━━━━━ Page excerpt ━━━━━

Four major Italian airports could soon face jet fuel restrictions if disruptions linked to the blockade of the Strait of Hormuz continue.
An aviation notice issued on Saturday, 4 April, warned that ‘due to limited fuel availability’ from Air BP Italia, refuelling services for airlines under contract with the supplier may be restricted.
Affected airports include Bologna Guglielmo Marconi Airport, Milan Linate Airport, Treviso Airport, and Venice Marco Polo Airport.
Reports from ANSA say priority access to fuel will be given to emergency services, such as ambulance and state flights, as well as long-haul flights exceeding three hours.
Other flights could face restrictions until at least 9 April.
The Strait of Hormuz, one of the most important waterways in the world, has been effectively shut off since the US-Israeli war with Iran broke out in late February.
With its key role in the global trade of oil, its closure has sent oil and gas prices soaring, and has destabilised economies across the world.
Danilo Recine, vice president of the ANPAC, told SkyTG24 that the current situation is unlikely to cause immediate cancellations in Italy – but warned ‘the problem will become a reality’ if no resolution is found to blockage affection oil shipments in the Gulf.
Italian Prime Minister Giorgia Melona visited several Gulf states over the weekend in a bid to secure continued access to critical energy supplies amid the ongoing conflict involving the US, Israel and Iran.
She vowed to act to ‘guarantee Italy has access to the energy supple it needs’, as reported by Politico.

━━━━━

## [To-do list]
A – Reproduce the passage of the Italian airport fuel article verbatim, between "An aviation notice" and "across the world.", inclusive.
B – Extend the article on jet fuel restrictions at Italian airports, picking up after its final sentence.

━━━━━ Information supplied ━━━━━

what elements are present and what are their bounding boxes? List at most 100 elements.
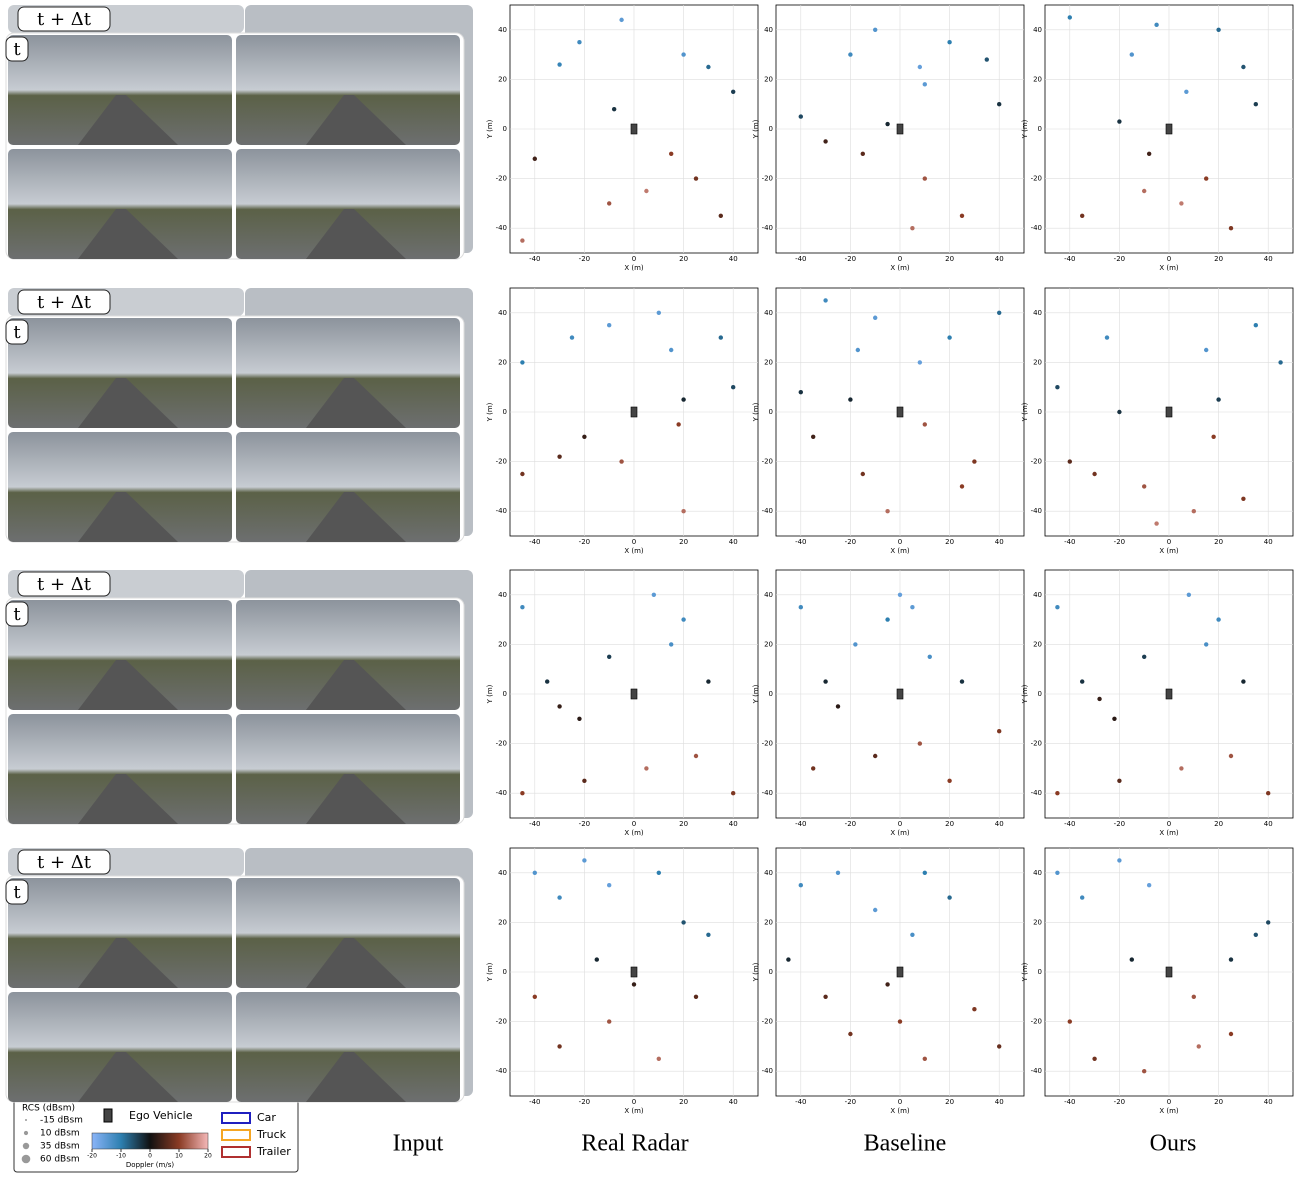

━━━━━

## [Answers below]
A –
An aviation notice issued on Saturday, 4 April, warned that ‘due to limited fuel availability’ from Air BP Italia, refuelling services for airlines under contract with the supplier may be restricted.
Affected airports include Bologna Guglielmo Marconi Airport, Milan Linate Airport, Treviso Airport, and Venice Marco Polo Airport.
Reports from ANSA say priority access to fuel will be given to emergency services, such as ambulance and state flights, as well as long-haul flights exceeding three hours.
Other flights could face restrictions until at least 9 April.
The Strait of Hormuz, one of the most important waterways in the world, has been effectively shut off since the US-Israeli war with Iran broke out in late February.
With its key role in the global trade of oil, its closure has sent oil and gas prices soaring, and has destabilised economies across the world.

B –
Shortages could spread beyond Italy if the blockade continues, with major airports in the UK, such as Heathrow Airport, having already reported fuel-related disruptions, while key hubs in countries like France and Portugal may also be at risk.
In mid-March, Vietnam warned of possible flight cancellations from April, becoming the first country to sound the alarm after China and Thailand halted fuel exports to protect their own supplies.
Jet fuel prices in Europe have surged to record highs and are now nearly double pre-conflict levels, rising far faster than crude oil due to heavy reliance on Middle Eastern exports.
Traders warned of ‘acute tightness’ in the market next month as supplies dry up, while the International Air Transport Association told The Times the crisis had exposed ‘deep vulnerabilities in jet fuel security’.
Airlines are monitoring the situation closely, with one industry source warning it is a growing concern, particularly for long-haul operators.
Meanwhile, Ryanair chief executive Michael O’Leary warned that travellers face a summer of uncertainty if the Middle East conflict continues to disrupt global oil routes.
Speaking to Sky News, Mr O’Leary said that while the budget airline was ‘reasonably well-hedged’ on 80 per cent of jet fuel, passengers could be hit with disruption from ‘early May’.
‘Fuel suppliers are constantly looking at the market. We don’t expect any disruption until early May,’ O’Leary said.
‘But if the war continues, we do run the risk of supply disruptions in Europe in May and June, and we hope the war will finish sooner than that and the risk to supply will be eliminated.’
Revealing he was paying $150 (£113.21) a barrel for around 20 per cent of his fuel, he insisted the more ‘immediate concern’ was if there would be enough jet fuel to keep planes flying.
He said the travel industry was under the heel of the war in the Middle East as Donald Trump dramatically washed his hands of the crisis and told the UK to ‘go get your own oil’.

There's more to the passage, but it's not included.